Written instruction
Without the pictures, return all of the material exactly as written.

── Records for the task

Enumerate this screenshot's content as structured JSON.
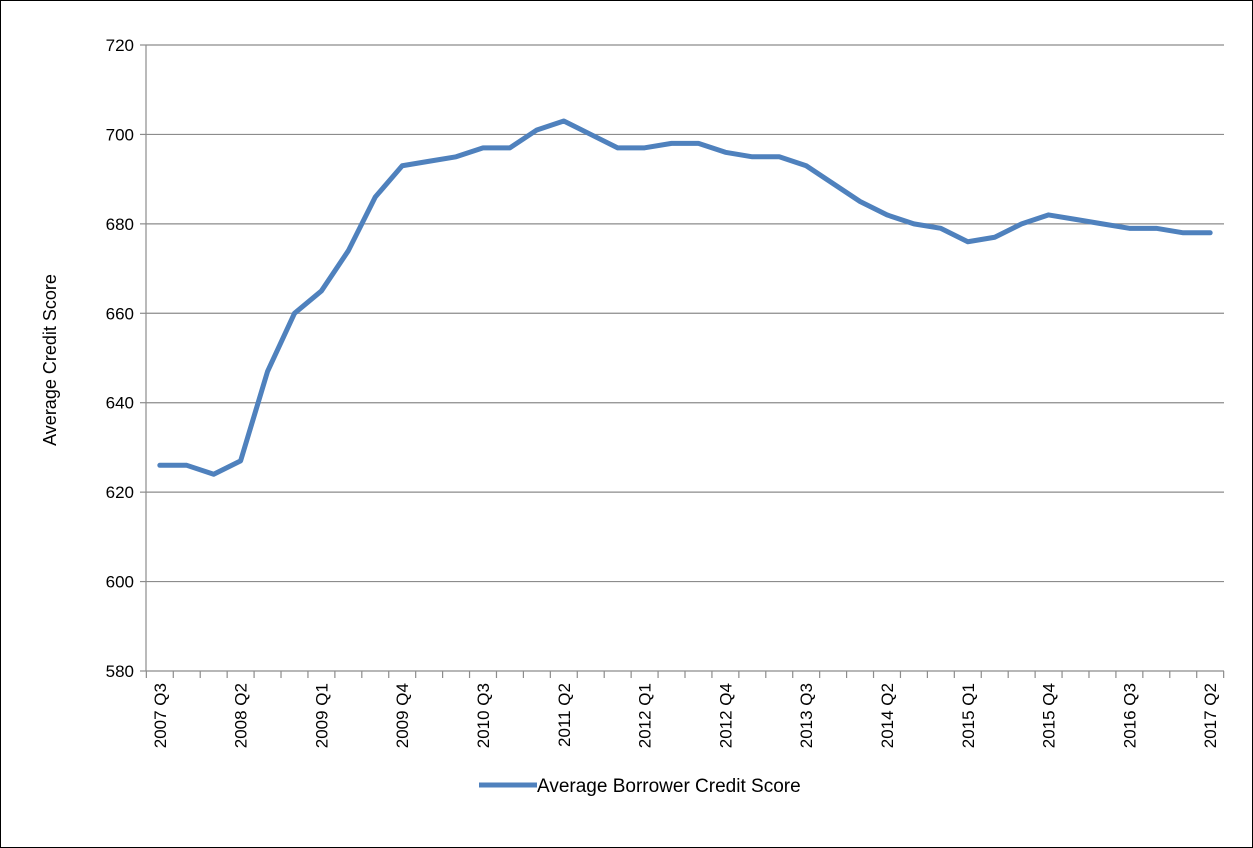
{
  "chart_data": {
    "type": "line",
    "title": "",
    "xlabel": "",
    "ylabel": "Average  Credit Score",
    "ylim": [
      580,
      720
    ],
    "yticks": [
      580,
      600,
      620,
      640,
      660,
      680,
      700,
      720
    ],
    "grid": true,
    "legend_position": "bottom-center",
    "categories": [
      "2007 Q3",
      "2007 Q4",
      "2008 Q1",
      "2008 Q2",
      "2008 Q3",
      "2008 Q4",
      "2009 Q1",
      "2009 Q2",
      "2009 Q3",
      "2009 Q4",
      "2010 Q1",
      "2010 Q2",
      "2010 Q3",
      "2010 Q4",
      "2011 Q1",
      "2011 Q2",
      "2011 Q3",
      "2011 Q4",
      "2012 Q1",
      "2012 Q2",
      "2012 Q3",
      "2012 Q4",
      "2013 Q1",
      "2013 Q2",
      "2013 Q3",
      "2013 Q4",
      "2014 Q1",
      "2014 Q2",
      "2014 Q3",
      "2014 Q4",
      "2015 Q1",
      "2015 Q2",
      "2015 Q3",
      "2015 Q4",
      "2016 Q1",
      "2016 Q2",
      "2016 Q3",
      "2016 Q4",
      "2017 Q1",
      "2017 Q2"
    ],
    "tick_labels": [
      "2007 Q3",
      "2008 Q2",
      "2009 Q1",
      "2009 Q4",
      "2010 Q3",
      "2011 Q2",
      "2012 Q1",
      "2012 Q4",
      "2013 Q3",
      "2014 Q2",
      "2015 Q1",
      "2015 Q4",
      "2016 Q3",
      "2017 Q2"
    ],
    "series": [
      {
        "name": "Average Borrower Credit Score",
        "color": "#4F81BD",
        "values": [
          626,
          626,
          624,
          627,
          647,
          660,
          665,
          674,
          686,
          693,
          694,
          695,
          697,
          697,
          701,
          703,
          700,
          697,
          697,
          698,
          698,
          696,
          695,
          695,
          693,
          689,
          685,
          682,
          680,
          679,
          676,
          677,
          680,
          682,
          681,
          680,
          679,
          679,
          678,
          678
        ]
      }
    ]
  }
}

────

Completed task
Enumerate this screenshot's content as structured JSON.
{
  "chart_data": {
    "type": "line",
    "title": "",
    "xlabel": "",
    "ylabel": "Average  Credit Score",
    "ylim": [
      580,
      720
    ],
    "yticks": [
      580,
      600,
      620,
      640,
      660,
      680,
      700,
      720
    ],
    "grid": true,
    "legend_position": "bottom-center",
    "categories": [
      "2007 Q3",
      "2007 Q4",
      "2008 Q1",
      "2008 Q2",
      "2008 Q3",
      "2008 Q4",
      "2009 Q1",
      "2009 Q2",
      "2009 Q3",
      "2009 Q4",
      "2010 Q1",
      "2010 Q2",
      "2010 Q3",
      "2010 Q4",
      "2011 Q1",
      "2011 Q2",
      "2011 Q3",
      "2011 Q4",
      "2012 Q1",
      "2012 Q2",
      "2012 Q3",
      "2012 Q4",
      "2013 Q1",
      "2013 Q2",
      "2013 Q3",
      "2013 Q4",
      "2014 Q1",
      "2014 Q2",
      "2014 Q3",
      "2014 Q4",
      "2015 Q1",
      "2015 Q2",
      "2015 Q3",
      "2015 Q4",
      "2016 Q1",
      "2016 Q2",
      "2016 Q3",
      "2016 Q4",
      "2017 Q1",
      "2017 Q2"
    ],
    "tick_labels": [
      "2007 Q3",
      "2008 Q2",
      "2009 Q1",
      "2009 Q4",
      "2010 Q3",
      "2011 Q2",
      "2012 Q1",
      "2012 Q4",
      "2013 Q3",
      "2014 Q2",
      "2015 Q1",
      "2015 Q4",
      "2016 Q3",
      "2017 Q2"
    ],
    "series": [
      {
        "name": "Average Borrower Credit Score",
        "color": "#4F81BD",
        "values": [
          626,
          626,
          624,
          627,
          647,
          660,
          665,
          674,
          686,
          693,
          694,
          695,
          697,
          697,
          701,
          703,
          700,
          697,
          697,
          698,
          698,
          696,
          695,
          695,
          693,
          689,
          685,
          682,
          680,
          679,
          676,
          677,
          680,
          682,
          681,
          680,
          679,
          679,
          678,
          678
        ]
      }
    ]
  }
}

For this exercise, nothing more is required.